▶ [To do]: Give as output the line that contains "What text is on this page?", followed by every remaining line of the entries, unchanged and with nothing added.

----

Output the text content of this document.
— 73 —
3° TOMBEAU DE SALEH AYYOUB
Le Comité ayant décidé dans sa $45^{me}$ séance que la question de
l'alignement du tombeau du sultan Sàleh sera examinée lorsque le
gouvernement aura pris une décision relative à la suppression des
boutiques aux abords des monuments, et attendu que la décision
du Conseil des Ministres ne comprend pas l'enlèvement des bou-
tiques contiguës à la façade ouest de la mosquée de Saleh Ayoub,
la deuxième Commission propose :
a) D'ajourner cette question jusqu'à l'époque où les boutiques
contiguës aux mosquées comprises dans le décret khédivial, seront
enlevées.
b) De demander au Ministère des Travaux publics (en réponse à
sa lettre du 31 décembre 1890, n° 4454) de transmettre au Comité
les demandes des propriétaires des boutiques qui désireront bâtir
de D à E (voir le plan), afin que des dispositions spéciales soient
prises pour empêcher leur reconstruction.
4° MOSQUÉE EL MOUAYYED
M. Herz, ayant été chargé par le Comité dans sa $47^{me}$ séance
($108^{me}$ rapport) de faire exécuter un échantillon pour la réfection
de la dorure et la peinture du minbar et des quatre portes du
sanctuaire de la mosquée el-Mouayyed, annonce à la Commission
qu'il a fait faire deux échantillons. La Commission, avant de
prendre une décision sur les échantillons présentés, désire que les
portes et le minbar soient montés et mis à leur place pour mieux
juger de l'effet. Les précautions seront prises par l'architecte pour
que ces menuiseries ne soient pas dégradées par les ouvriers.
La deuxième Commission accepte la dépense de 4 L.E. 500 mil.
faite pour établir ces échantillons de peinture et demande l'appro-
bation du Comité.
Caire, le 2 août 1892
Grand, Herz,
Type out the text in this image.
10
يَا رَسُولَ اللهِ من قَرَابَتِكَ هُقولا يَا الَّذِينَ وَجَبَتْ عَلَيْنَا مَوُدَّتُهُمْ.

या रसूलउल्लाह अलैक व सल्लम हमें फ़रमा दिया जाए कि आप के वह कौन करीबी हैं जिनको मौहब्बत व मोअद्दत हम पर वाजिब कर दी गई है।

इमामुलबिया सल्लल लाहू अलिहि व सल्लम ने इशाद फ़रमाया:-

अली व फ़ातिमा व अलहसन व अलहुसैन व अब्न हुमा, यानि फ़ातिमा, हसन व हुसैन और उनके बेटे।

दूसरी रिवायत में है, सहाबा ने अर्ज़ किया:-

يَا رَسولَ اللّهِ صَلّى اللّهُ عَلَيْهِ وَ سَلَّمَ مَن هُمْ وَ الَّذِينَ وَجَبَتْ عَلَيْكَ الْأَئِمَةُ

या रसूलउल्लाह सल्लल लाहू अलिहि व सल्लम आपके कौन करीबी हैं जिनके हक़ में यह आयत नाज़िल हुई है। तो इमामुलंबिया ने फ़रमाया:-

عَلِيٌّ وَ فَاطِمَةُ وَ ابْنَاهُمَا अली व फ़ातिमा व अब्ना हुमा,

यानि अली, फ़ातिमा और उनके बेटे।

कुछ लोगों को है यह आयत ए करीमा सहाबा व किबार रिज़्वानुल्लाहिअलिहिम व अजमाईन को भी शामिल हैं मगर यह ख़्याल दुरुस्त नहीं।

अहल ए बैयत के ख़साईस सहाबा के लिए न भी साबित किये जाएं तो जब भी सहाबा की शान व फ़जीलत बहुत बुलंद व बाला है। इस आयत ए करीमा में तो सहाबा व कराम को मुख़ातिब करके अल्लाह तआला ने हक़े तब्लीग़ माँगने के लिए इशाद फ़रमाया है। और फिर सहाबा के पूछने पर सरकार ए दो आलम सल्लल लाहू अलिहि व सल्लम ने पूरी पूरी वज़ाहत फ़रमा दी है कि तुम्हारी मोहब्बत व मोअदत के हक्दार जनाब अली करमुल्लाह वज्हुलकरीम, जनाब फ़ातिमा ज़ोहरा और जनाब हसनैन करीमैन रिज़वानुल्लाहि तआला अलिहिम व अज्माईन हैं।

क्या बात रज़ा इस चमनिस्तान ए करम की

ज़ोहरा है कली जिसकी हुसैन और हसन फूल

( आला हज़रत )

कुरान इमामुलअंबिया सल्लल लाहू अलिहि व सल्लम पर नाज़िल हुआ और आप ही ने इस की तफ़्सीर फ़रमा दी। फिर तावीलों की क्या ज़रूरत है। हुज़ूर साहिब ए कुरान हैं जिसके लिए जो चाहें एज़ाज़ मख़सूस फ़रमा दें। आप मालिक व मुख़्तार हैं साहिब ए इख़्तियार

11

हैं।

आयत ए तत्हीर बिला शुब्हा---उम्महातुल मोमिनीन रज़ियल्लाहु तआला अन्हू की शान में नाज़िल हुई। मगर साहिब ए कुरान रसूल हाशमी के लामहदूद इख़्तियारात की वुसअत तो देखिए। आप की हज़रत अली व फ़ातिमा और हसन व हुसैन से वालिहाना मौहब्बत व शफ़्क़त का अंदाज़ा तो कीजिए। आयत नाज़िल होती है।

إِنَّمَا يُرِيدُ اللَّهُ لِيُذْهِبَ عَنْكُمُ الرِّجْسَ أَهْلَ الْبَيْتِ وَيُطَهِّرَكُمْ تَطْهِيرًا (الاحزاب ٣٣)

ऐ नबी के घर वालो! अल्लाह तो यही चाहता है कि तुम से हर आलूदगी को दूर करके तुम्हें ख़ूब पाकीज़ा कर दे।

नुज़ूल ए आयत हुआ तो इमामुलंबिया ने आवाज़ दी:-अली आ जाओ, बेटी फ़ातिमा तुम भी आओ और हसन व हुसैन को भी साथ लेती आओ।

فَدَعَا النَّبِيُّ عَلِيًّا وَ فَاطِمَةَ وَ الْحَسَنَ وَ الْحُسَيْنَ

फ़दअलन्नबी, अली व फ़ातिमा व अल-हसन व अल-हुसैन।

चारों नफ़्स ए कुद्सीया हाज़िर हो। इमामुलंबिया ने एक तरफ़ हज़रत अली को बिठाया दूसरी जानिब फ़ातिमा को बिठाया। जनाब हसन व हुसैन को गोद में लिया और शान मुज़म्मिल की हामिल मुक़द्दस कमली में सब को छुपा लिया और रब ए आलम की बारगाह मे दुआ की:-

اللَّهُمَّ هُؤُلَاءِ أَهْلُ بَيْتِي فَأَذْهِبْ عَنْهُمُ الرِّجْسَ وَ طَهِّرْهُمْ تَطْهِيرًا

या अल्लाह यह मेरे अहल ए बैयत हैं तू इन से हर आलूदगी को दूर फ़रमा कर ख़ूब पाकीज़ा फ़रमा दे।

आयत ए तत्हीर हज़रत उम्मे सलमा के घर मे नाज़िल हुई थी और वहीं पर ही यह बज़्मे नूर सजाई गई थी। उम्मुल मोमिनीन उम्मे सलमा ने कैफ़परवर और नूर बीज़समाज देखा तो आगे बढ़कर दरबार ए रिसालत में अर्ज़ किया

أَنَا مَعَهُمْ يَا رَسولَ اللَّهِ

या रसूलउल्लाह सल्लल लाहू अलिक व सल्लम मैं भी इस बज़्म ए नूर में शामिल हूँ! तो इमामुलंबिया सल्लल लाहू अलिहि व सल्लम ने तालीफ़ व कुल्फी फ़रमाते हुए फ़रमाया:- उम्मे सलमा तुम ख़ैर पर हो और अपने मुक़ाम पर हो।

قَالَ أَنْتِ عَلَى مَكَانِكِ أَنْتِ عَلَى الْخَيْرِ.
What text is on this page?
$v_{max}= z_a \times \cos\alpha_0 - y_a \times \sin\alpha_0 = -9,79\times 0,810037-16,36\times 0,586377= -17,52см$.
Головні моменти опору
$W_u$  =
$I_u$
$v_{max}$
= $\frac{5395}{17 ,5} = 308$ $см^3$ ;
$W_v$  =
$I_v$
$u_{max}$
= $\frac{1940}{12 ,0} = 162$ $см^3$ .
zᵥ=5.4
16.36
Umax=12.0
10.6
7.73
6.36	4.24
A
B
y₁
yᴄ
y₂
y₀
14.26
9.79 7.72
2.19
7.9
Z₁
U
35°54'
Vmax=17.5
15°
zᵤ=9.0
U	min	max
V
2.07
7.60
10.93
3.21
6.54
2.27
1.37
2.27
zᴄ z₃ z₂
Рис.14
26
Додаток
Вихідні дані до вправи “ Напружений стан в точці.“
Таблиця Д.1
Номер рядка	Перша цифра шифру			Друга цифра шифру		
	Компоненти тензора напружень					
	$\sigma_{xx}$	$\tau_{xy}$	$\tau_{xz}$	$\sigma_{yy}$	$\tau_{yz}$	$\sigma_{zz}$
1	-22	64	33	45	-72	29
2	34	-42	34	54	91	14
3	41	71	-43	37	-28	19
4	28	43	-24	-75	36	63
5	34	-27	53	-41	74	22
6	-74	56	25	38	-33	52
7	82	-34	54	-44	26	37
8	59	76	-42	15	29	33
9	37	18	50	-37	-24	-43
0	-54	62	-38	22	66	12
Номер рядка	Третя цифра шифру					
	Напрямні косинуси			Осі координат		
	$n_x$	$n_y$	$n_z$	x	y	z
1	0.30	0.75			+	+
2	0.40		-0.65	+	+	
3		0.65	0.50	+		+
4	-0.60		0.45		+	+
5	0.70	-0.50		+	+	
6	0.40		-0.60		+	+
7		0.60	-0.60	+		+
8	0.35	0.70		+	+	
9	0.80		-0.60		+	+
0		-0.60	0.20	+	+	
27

----

▶ [Output below]:
What text is on this page?
$v_{max}= z_a \times \cos\alpha_0 - y_a \times \sin\alpha_0 = -9,79\times 0,810037-16,36\times 0,586377= -17,52см$.
Головні моменти опору
$W_u$  =
$I_u$
$v_{max}$
= $\frac{5395}{17 ,5} = 308$ $см^3$ ;
$W_v$  =
$I_v$
$u_{max}$
= $\frac{1940}{12 ,0} = 162$ $см^3$ .
zᵥ=5.4
16.36
Umax=12.0
10.6
7.73
6.36	4.24
A
B
y₁
yᴄ
y₂
y₀
14.26
9.79 7.72
2.19
7.9
Z₁
U
35°54'
Vmax=17.5
15°
zᵤ=9.0
U	min	max
V
2.07
7.60
10.93
3.21
6.54
2.27
1.37
2.27
zᴄ z₃ z₂
Рис.14
26
Додаток
Вихідні дані до вправи “ Напружений стан в точці.“
Таблиця Д.1
Номер рядка	Перша цифра шифру			Друга цифра шифру		
	Компоненти тензора напружень					
	$\sigma_{xx}$	$\tau_{xy}$	$\tau_{xz}$	$\sigma_{yy}$	$\tau_{yz}$	$\sigma_{zz}$
1	-22	64	33	45	-72	29
2	34	-42	34	54	91	14
3	41	71	-43	37	-28	19
4	28	43	-24	-75	36	63
5	34	-27	53	-41	74	22
6	-74	56	25	38	-33	52
7	82	-34	54	-44	26	37
8	59	76	-42	15	29	33
9	37	18	50	-37	-24	-43
0	-54	62	-38	22	66	12
Номер рядка	Третя цифра шифру					
	Напрямні косинуси			Осі координат		
	$n_x$	$n_y$	$n_z$	x	y	z
1	0.30	0.75			+	+
2	0.40		-0.65	+	+	
3		0.65	0.50	+		+
4	-0.60		0.45		+	+
5	0.70	-0.50		+	+	
6	0.40		-0.60		+	+
7		0.60	-0.60	+		+
8	0.35	0.70		+	+	
9	0.80		-0.60		+	+
0		-0.60	0.20	+	+	
27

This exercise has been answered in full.